Data items:
==*==

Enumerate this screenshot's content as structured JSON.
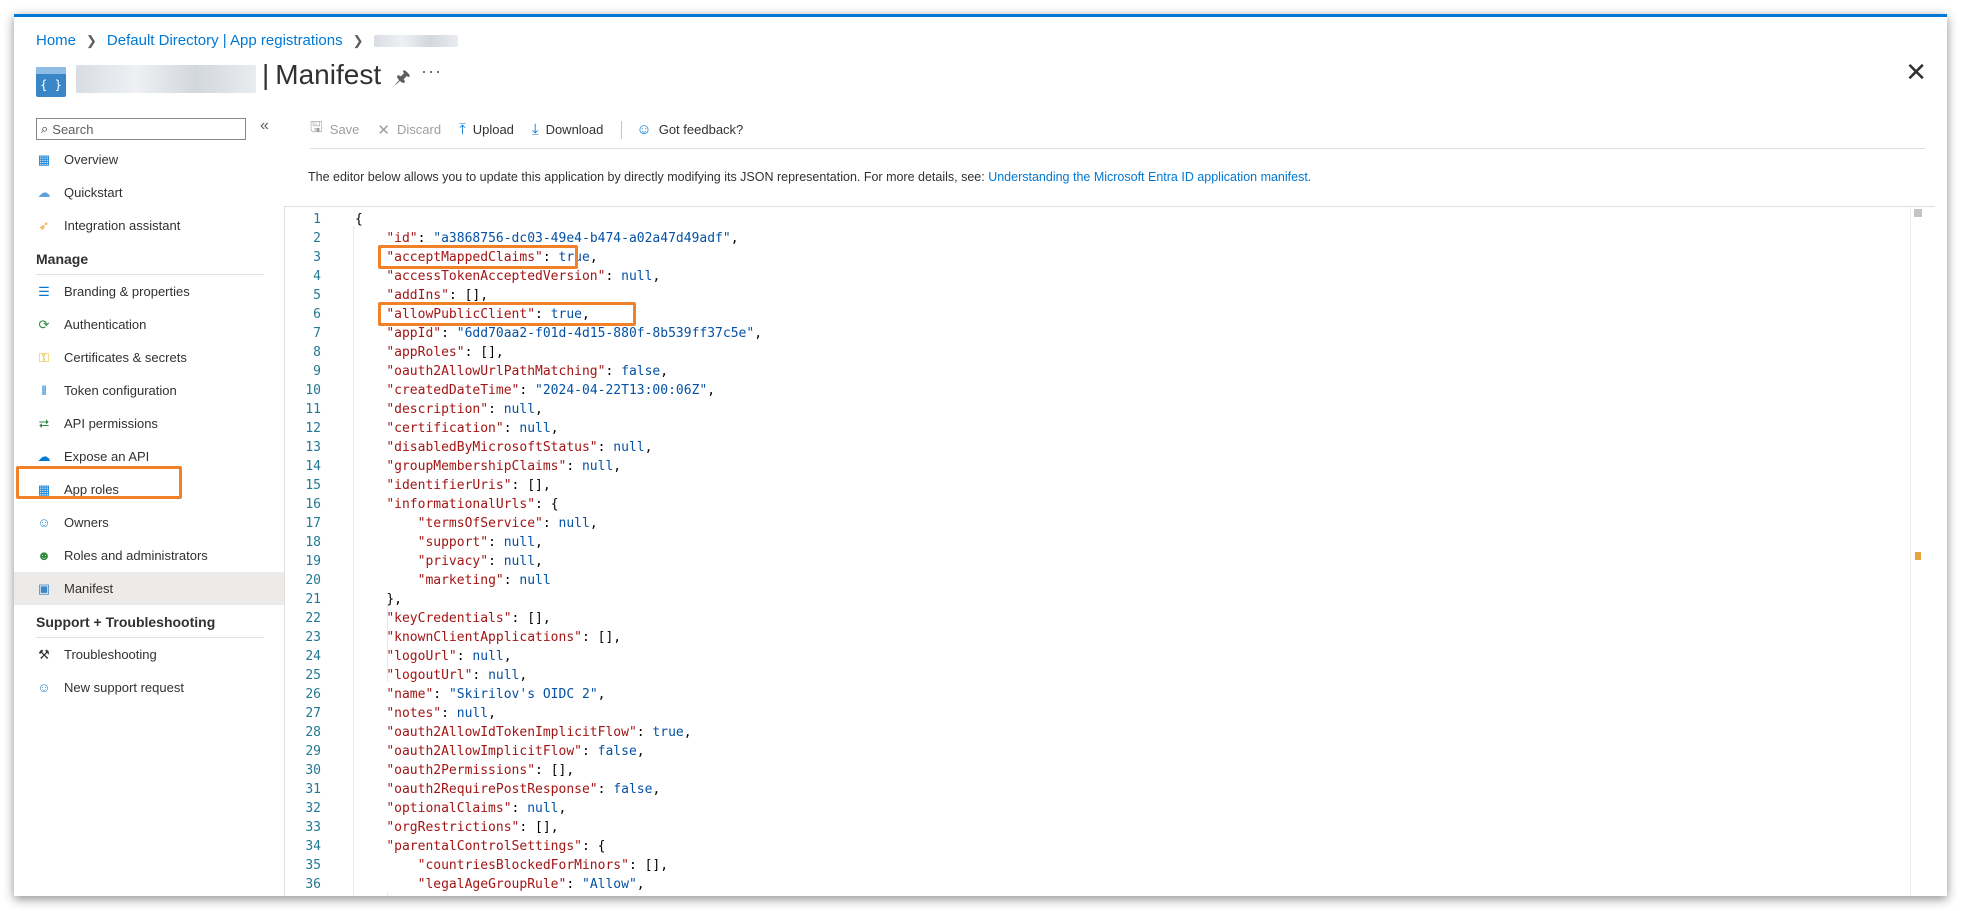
{
  "breadcrumb": {
    "home": "Home",
    "directory": "Default Directory | App registrations"
  },
  "header": {
    "title": "Manifest",
    "separator": "|",
    "icon_text": "{ }",
    "more": "···",
    "close": "✕"
  },
  "sidebar": {
    "search_placeholder": "Search",
    "collapse": "«",
    "items_top": [
      {
        "label": "Overview",
        "icon": "grid-icon",
        "color": "#0078d4"
      },
      {
        "label": "Quickstart",
        "icon": "cloud-icon",
        "color": "#5ea0d8"
      },
      {
        "label": "Integration assistant",
        "icon": "rocket-icon",
        "color": "#e8a33c"
      }
    ],
    "manage_heading": "Manage",
    "items_manage": [
      {
        "label": "Branding & properties",
        "icon": "branding-icon"
      },
      {
        "label": "Authentication",
        "icon": "authentication-icon"
      },
      {
        "label": "Certificates & secrets",
        "icon": "key-icon"
      },
      {
        "label": "Token configuration",
        "icon": "token-icon"
      },
      {
        "label": "API permissions",
        "icon": "permissions-icon"
      },
      {
        "label": "Expose an API",
        "icon": "cloud-api-icon"
      },
      {
        "label": "App roles",
        "icon": "app-roles-icon"
      },
      {
        "label": "Owners",
        "icon": "owners-icon"
      },
      {
        "label": "Roles and administrators",
        "icon": "roles-icon"
      },
      {
        "label": "Manifest",
        "icon": "manifest-icon"
      }
    ],
    "support_heading": "Support + Troubleshooting",
    "items_support": [
      {
        "label": "Troubleshooting",
        "icon": "wrench-icon"
      },
      {
        "label": "New support request",
        "icon": "support-person-icon"
      }
    ]
  },
  "toolbar": {
    "save": "Save",
    "discard": "Discard",
    "upload": "Upload",
    "download": "Download",
    "feedback": "Got feedback?"
  },
  "description": {
    "text": "The editor below allows you to update this application by directly modifying its JSON representation. For more details, see: ",
    "link": "Understanding the Microsoft Entra ID application manifest."
  },
  "editor": {
    "lines": [
      {
        "n": "1",
        "indent": 0,
        "raw": "{"
      },
      {
        "n": "2",
        "indent": 1,
        "key": "id",
        "str": "a3868756-dc03-49e4-b474-a02a47d49adf",
        "end": ","
      },
      {
        "n": "3",
        "indent": 1,
        "key": "acceptMappedClaims",
        "val": "true",
        "end": ","
      },
      {
        "n": "4",
        "indent": 1,
        "key": "accessTokenAcceptedVersion",
        "val": "null",
        "end": ","
      },
      {
        "n": "5",
        "indent": 1,
        "key": "addIns",
        "raw2": "[]",
        "end": ","
      },
      {
        "n": "6",
        "indent": 1,
        "key": "allowPublicClient",
        "val": "true",
        "end": ","
      },
      {
        "n": "7",
        "indent": 1,
        "key": "appId",
        "str": "6dd70aa2-f01d-4d15-880f-8b539ff37c5e",
        "end": ","
      },
      {
        "n": "8",
        "indent": 1,
        "key": "appRoles",
        "raw2": "[]",
        "end": ","
      },
      {
        "n": "9",
        "indent": 1,
        "key": "oauth2AllowUrlPathMatching",
        "val": "false",
        "end": ","
      },
      {
        "n": "10",
        "indent": 1,
        "key": "createdDateTime",
        "str": "2024-04-22T13:00:06Z",
        "end": ","
      },
      {
        "n": "11",
        "indent": 1,
        "key": "description",
        "val": "null",
        "end": ","
      },
      {
        "n": "12",
        "indent": 1,
        "key": "certification",
        "val": "null",
        "end": ","
      },
      {
        "n": "13",
        "indent": 1,
        "key": "disabledByMicrosoftStatus",
        "val": "null",
        "end": ","
      },
      {
        "n": "14",
        "indent": 1,
        "key": "groupMembershipClaims",
        "val": "null",
        "end": ","
      },
      {
        "n": "15",
        "indent": 1,
        "key": "identifierUris",
        "raw2": "[]",
        "end": ","
      },
      {
        "n": "16",
        "indent": 1,
        "key": "informationalUrls",
        "raw2": "{",
        "end": ""
      },
      {
        "n": "17",
        "indent": 2,
        "key": "termsOfService",
        "val": "null",
        "end": ","
      },
      {
        "n": "18",
        "indent": 2,
        "key": "support",
        "val": "null",
        "end": ","
      },
      {
        "n": "19",
        "indent": 2,
        "key": "privacy",
        "val": "null",
        "end": ","
      },
      {
        "n": "20",
        "indent": 2,
        "key": "marketing",
        "val": "null",
        "end": ""
      },
      {
        "n": "21",
        "indent": 1,
        "raw": "},"
      },
      {
        "n": "22",
        "indent": 1,
        "key": "keyCredentials",
        "raw2": "[]",
        "end": ","
      },
      {
        "n": "23",
        "indent": 1,
        "key": "knownClientApplications",
        "raw2": "[]",
        "end": ","
      },
      {
        "n": "24",
        "indent": 1,
        "key": "logoUrl",
        "val": "null",
        "end": ","
      },
      {
        "n": "25",
        "indent": 1,
        "key": "logoutUrl",
        "val": "null",
        "end": ","
      },
      {
        "n": "26",
        "indent": 1,
        "key": "name",
        "str": "Skirilov's OIDC 2",
        "end": ","
      },
      {
        "n": "27",
        "indent": 1,
        "key": "notes",
        "val": "null",
        "end": ","
      },
      {
        "n": "28",
        "indent": 1,
        "key": "oauth2AllowIdTokenImplicitFlow",
        "val": "true",
        "end": ","
      },
      {
        "n": "29",
        "indent": 1,
        "key": "oauth2AllowImplicitFlow",
        "val": "false",
        "end": ","
      },
      {
        "n": "30",
        "indent": 1,
        "key": "oauth2Permissions",
        "raw2": "[]",
        "end": ","
      },
      {
        "n": "31",
        "indent": 1,
        "key": "oauth2RequirePostResponse",
        "val": "false",
        "end": ","
      },
      {
        "n": "32",
        "indent": 1,
        "key": "optionalClaims",
        "val": "null",
        "end": ","
      },
      {
        "n": "33",
        "indent": 1,
        "key": "orgRestrictions",
        "raw2": "[]",
        "end": ","
      },
      {
        "n": "34",
        "indent": 1,
        "key": "parentalControlSettings",
        "raw2": "{",
        "end": ""
      },
      {
        "n": "35",
        "indent": 2,
        "key": "countriesBlockedForMinors",
        "raw2": "[]",
        "end": ","
      },
      {
        "n": "36",
        "indent": 2,
        "key": "legalAgeGroupRule",
        "str": "Allow",
        "end": ","
      }
    ]
  }
}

==*==

Transcribe every line in the entries above, taking out only the images.

Enumerate this screenshot's content as structured JSON.
{
  "breadcrumb": {
    "home": "Home",
    "directory": "Default Directory | App registrations"
  },
  "header": {
    "title": "Manifest",
    "separator": "|",
    "icon_text": "{ }",
    "more": "···",
    "close": "✕"
  },
  "sidebar": {
    "search_placeholder": "Search",
    "collapse": "«",
    "items_top": [
      {
        "label": "Overview",
        "icon": "grid-icon",
        "color": "#0078d4"
      },
      {
        "label": "Quickstart",
        "icon": "cloud-icon",
        "color": "#5ea0d8"
      },
      {
        "label": "Integration assistant",
        "icon": "rocket-icon",
        "color": "#e8a33c"
      }
    ],
    "manage_heading": "Manage",
    "items_manage": [
      {
        "label": "Branding & properties",
        "icon": "branding-icon"
      },
      {
        "label": "Authentication",
        "icon": "authentication-icon"
      },
      {
        "label": "Certificates & secrets",
        "icon": "key-icon"
      },
      {
        "label": "Token configuration",
        "icon": "token-icon"
      },
      {
        "label": "API permissions",
        "icon": "permissions-icon"
      },
      {
        "label": "Expose an API",
        "icon": "cloud-api-icon"
      },
      {
        "label": "App roles",
        "icon": "app-roles-icon"
      },
      {
        "label": "Owners",
        "icon": "owners-icon"
      },
      {
        "label": "Roles and administrators",
        "icon": "roles-icon"
      },
      {
        "label": "Manifest",
        "icon": "manifest-icon"
      }
    ],
    "support_heading": "Support + Troubleshooting",
    "items_support": [
      {
        "label": "Troubleshooting",
        "icon": "wrench-icon"
      },
      {
        "label": "New support request",
        "icon": "support-person-icon"
      }
    ]
  },
  "toolbar": {
    "save": "Save",
    "discard": "Discard",
    "upload": "Upload",
    "download": "Download",
    "feedback": "Got feedback?"
  },
  "description": {
    "text": "The editor below allows you to update this application by directly modifying its JSON representation. For more details, see: ",
    "link": "Understanding the Microsoft Entra ID application manifest."
  },
  "editor": {
    "lines": [
      {
        "n": "1",
        "indent": 0,
        "raw": "{"
      },
      {
        "n": "2",
        "indent": 1,
        "key": "id",
        "str": "a3868756-dc03-49e4-b474-a02a47d49adf",
        "end": ","
      },
      {
        "n": "3",
        "indent": 1,
        "key": "acceptMappedClaims",
        "val": "true",
        "end": ","
      },
      {
        "n": "4",
        "indent": 1,
        "key": "accessTokenAcceptedVersion",
        "val": "null",
        "end": ","
      },
      {
        "n": "5",
        "indent": 1,
        "key": "addIns",
        "raw2": "[]",
        "end": ","
      },
      {
        "n": "6",
        "indent": 1,
        "key": "allowPublicClient",
        "val": "true",
        "end": ","
      },
      {
        "n": "7",
        "indent": 1,
        "key": "appId",
        "str": "6dd70aa2-f01d-4d15-880f-8b539ff37c5e",
        "end": ","
      },
      {
        "n": "8",
        "indent": 1,
        "key": "appRoles",
        "raw2": "[]",
        "end": ","
      },
      {
        "n": "9",
        "indent": 1,
        "key": "oauth2AllowUrlPathMatching",
        "val": "false",
        "end": ","
      },
      {
        "n": "10",
        "indent": 1,
        "key": "createdDateTime",
        "str": "2024-04-22T13:00:06Z",
        "end": ","
      },
      {
        "n": "11",
        "indent": 1,
        "key": "description",
        "val": "null",
        "end": ","
      },
      {
        "n": "12",
        "indent": 1,
        "key": "certification",
        "val": "null",
        "end": ","
      },
      {
        "n": "13",
        "indent": 1,
        "key": "disabledByMicrosoftStatus",
        "val": "null",
        "end": ","
      },
      {
        "n": "14",
        "indent": 1,
        "key": "groupMembershipClaims",
        "val": "null",
        "end": ","
      },
      {
        "n": "15",
        "indent": 1,
        "key": "identifierUris",
        "raw2": "[]",
        "end": ","
      },
      {
        "n": "16",
        "indent": 1,
        "key": "informationalUrls",
        "raw2": "{",
        "end": ""
      },
      {
        "n": "17",
        "indent": 2,
        "key": "termsOfService",
        "val": "null",
        "end": ","
      },
      {
        "n": "18",
        "indent": 2,
        "key": "support",
        "val": "null",
        "end": ","
      },
      {
        "n": "19",
        "indent": 2,
        "key": "privacy",
        "val": "null",
        "end": ","
      },
      {
        "n": "20",
        "indent": 2,
        "key": "marketing",
        "val": "null",
        "end": ""
      },
      {
        "n": "21",
        "indent": 1,
        "raw": "},"
      },
      {
        "n": "22",
        "indent": 1,
        "key": "keyCredentials",
        "raw2": "[]",
        "end": ","
      },
      {
        "n": "23",
        "indent": 1,
        "key": "knownClientApplications",
        "raw2": "[]",
        "end": ","
      },
      {
        "n": "24",
        "indent": 1,
        "key": "logoUrl",
        "val": "null",
        "end": ","
      },
      {
        "n": "25",
        "indent": 1,
        "key": "logoutUrl",
        "val": "null",
        "end": ","
      },
      {
        "n": "26",
        "indent": 1,
        "key": "name",
        "str": "Skirilov's OIDC 2",
        "end": ","
      },
      {
        "n": "27",
        "indent": 1,
        "key": "notes",
        "val": "null",
        "end": ","
      },
      {
        "n": "28",
        "indent": 1,
        "key": "oauth2AllowIdTokenImplicitFlow",
        "val": "true",
        "end": ","
      },
      {
        "n": "29",
        "indent": 1,
        "key": "oauth2AllowImplicitFlow",
        "val": "false",
        "end": ","
      },
      {
        "n": "30",
        "indent": 1,
        "key": "oauth2Permissions",
        "raw2": "[]",
        "end": ","
      },
      {
        "n": "31",
        "indent": 1,
        "key": "oauth2RequirePostResponse",
        "val": "false",
        "end": ","
      },
      {
        "n": "32",
        "indent": 1,
        "key": "optionalClaims",
        "val": "null",
        "end": ","
      },
      {
        "n": "33",
        "indent": 1,
        "key": "orgRestrictions",
        "raw2": "[]",
        "end": ","
      },
      {
        "n": "34",
        "indent": 1,
        "key": "parentalControlSettings",
        "raw2": "{",
        "end": ""
      },
      {
        "n": "35",
        "indent": 2,
        "key": "countriesBlockedForMinors",
        "raw2": "[]",
        "end": ","
      },
      {
        "n": "36",
        "indent": 2,
        "key": "legalAgeGroupRule",
        "str": "Allow",
        "end": ","
      }
    ]
  }
}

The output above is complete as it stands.